> _AIM_
Pictures don't belong in the copy; print all the records exactly.

Stored entries:
=-=-=-=-=
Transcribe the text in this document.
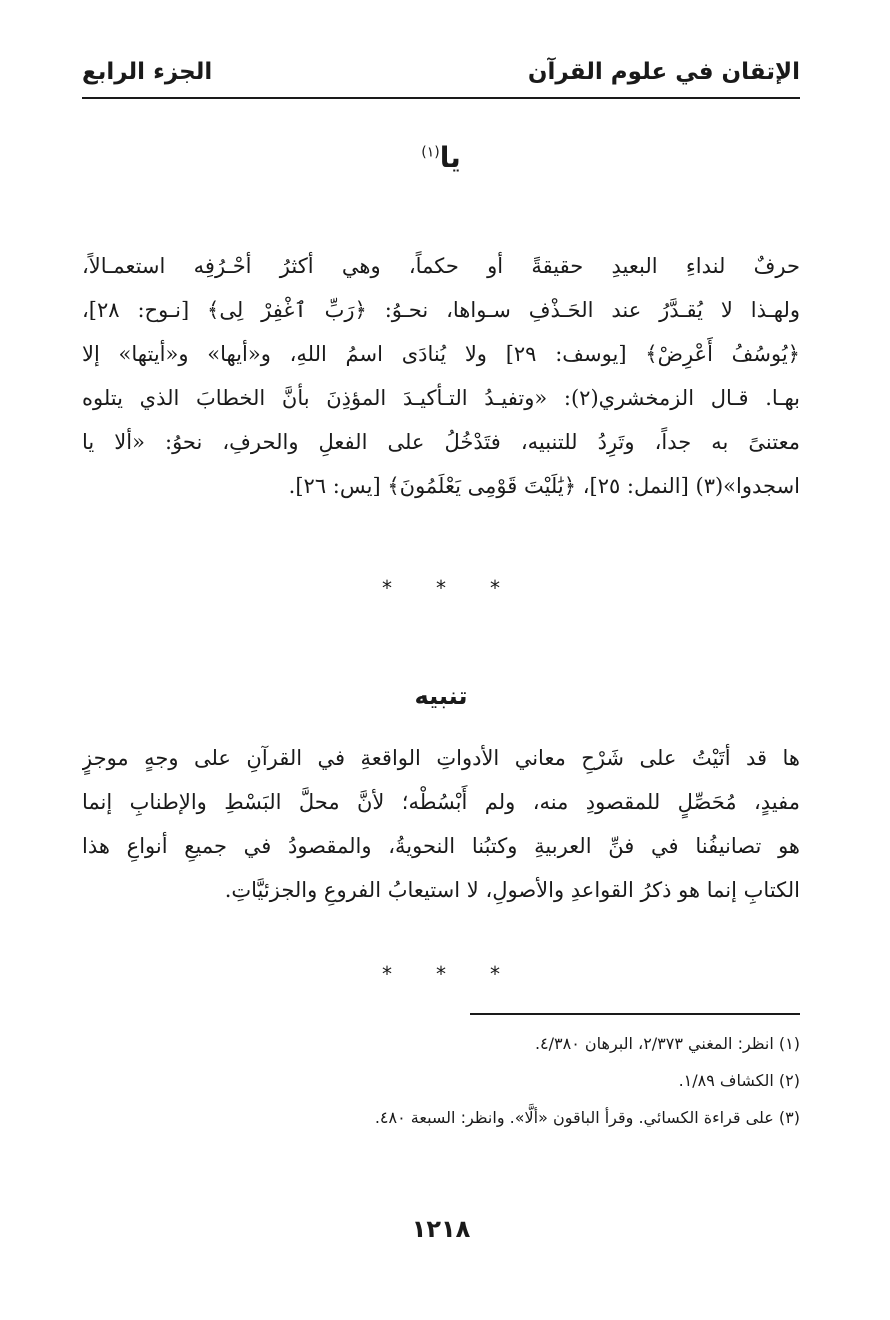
الإتقان في علوم القرآن
الجزء الرابع
يا$^{(١)}$
حرفٌ لنداءِ البعيدِ حقيقةً أو حكماً، وهي أكثرُ أحْـرُفِه استعمـالاً،
ولهـذا لا يُقـدَّرُ عند الحَـذْفِ سـواها، نحـوُ: ﴿رَبِّ ٱغْفِرْ لِى﴾ [نـوح: ٢٨]،
﴿يُوسُفُ أَعْرِضْ﴾ [يوسف: ٢٩] ولا يُنادَى اسمُ اللهِ، و«أيها» و«أيتها» إلا
بهـا. قـال الزمخشري(٢): «وتفيـدُ التـأكيـدَ المؤذِنَ بأنَّ الخطابَ الذي يتلوه
معتنىً به جداً، وتَرِدُ للتنبيه، فتَدْخُلُ على الفعلِ والحرفِ، نحوُ: «ألا يا
اسجدوا»(٣) [النمل: ٢٥]، ﴿يَٰلَيْتَ قَوْمِى يَعْلَمُونَ﴾ [يس: ٢٦].
* * *
تنبيه
ها قد أتَيْتُ على شَرْحِ معاني الأدواتِ الواقعةِ في القرآنِ على وجهٍ موجزٍ
مفيدٍ، مُحَصِّلٍ للمقصودِ منه، ولم أَبْسُطْه؛ لأنَّ محلَّ البَسْطِ والإطنابِ إنما
هو تصانيفُنا في فنِّ العربيةِ وكتبُنا النحويةُ، والمقصودُ في جميعِ أنواعِ هذا
الكتابِ إنما هو ذكرُ القواعدِ والأصولِ، لا استيعابُ الفروعِ والجزئيَّاتِ.
* * *
(١) انظر: المغني ٢/٣٧٣، البرهان ٤/٣٨٠.
(٢) الكشاف ١/٨٩.
(٣) على قراءة الكسائي. وقرأ الباقون «ألَّا». وانظر: السبعة ٤٨٠.
١٢١٨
=-=-=-=-=
> _SOLUTION BELOW_
Transcribe the text in this document.
الإتقان في علوم القرآن
الجزء الرابع
يا$^{(١)}$
حرفٌ لنداءِ البعيدِ حقيقةً أو حكماً، وهي أكثرُ أحْـرُفِه استعمـالاً،
ولهـذا لا يُقـدَّرُ عند الحَـذْفِ سـواها، نحـوُ: ﴿رَبِّ ٱغْفِرْ لِى﴾ [نـوح: ٢٨]،
﴿يُوسُفُ أَعْرِضْ﴾ [يوسف: ٢٩] ولا يُنادَى اسمُ اللهِ، و«أيها» و«أيتها» إلا
بهـا. قـال الزمخشري(٢): «وتفيـدُ التـأكيـدَ المؤذِنَ بأنَّ الخطابَ الذي يتلوه
معتنىً به جداً، وتَرِدُ للتنبيه، فتَدْخُلُ على الفعلِ والحرفِ، نحوُ: «ألا يا
اسجدوا»(٣) [النمل: ٢٥]، ﴿يَٰلَيْتَ قَوْمِى يَعْلَمُونَ﴾ [يس: ٢٦].
* * *
تنبيه
ها قد أتَيْتُ على شَرْحِ معاني الأدواتِ الواقعةِ في القرآنِ على وجهٍ موجزٍ
مفيدٍ، مُحَصِّلٍ للمقصودِ منه، ولم أَبْسُطْه؛ لأنَّ محلَّ البَسْطِ والإطنابِ إنما
هو تصانيفُنا في فنِّ العربيةِ وكتبُنا النحويةُ، والمقصودُ في جميعِ أنواعِ هذا
الكتابِ إنما هو ذكرُ القواعدِ والأصولِ، لا استيعابُ الفروعِ والجزئيَّاتِ.
* * *
(١) انظر: المغني ٢/٣٧٣، البرهان ٤/٣٨٠.
(٢) الكشاف ١/٨٩.
(٣) على قراءة الكسائي. وقرأ الباقون «ألَّا». وانظر: السبعة ٤٨٠.
١٢١٨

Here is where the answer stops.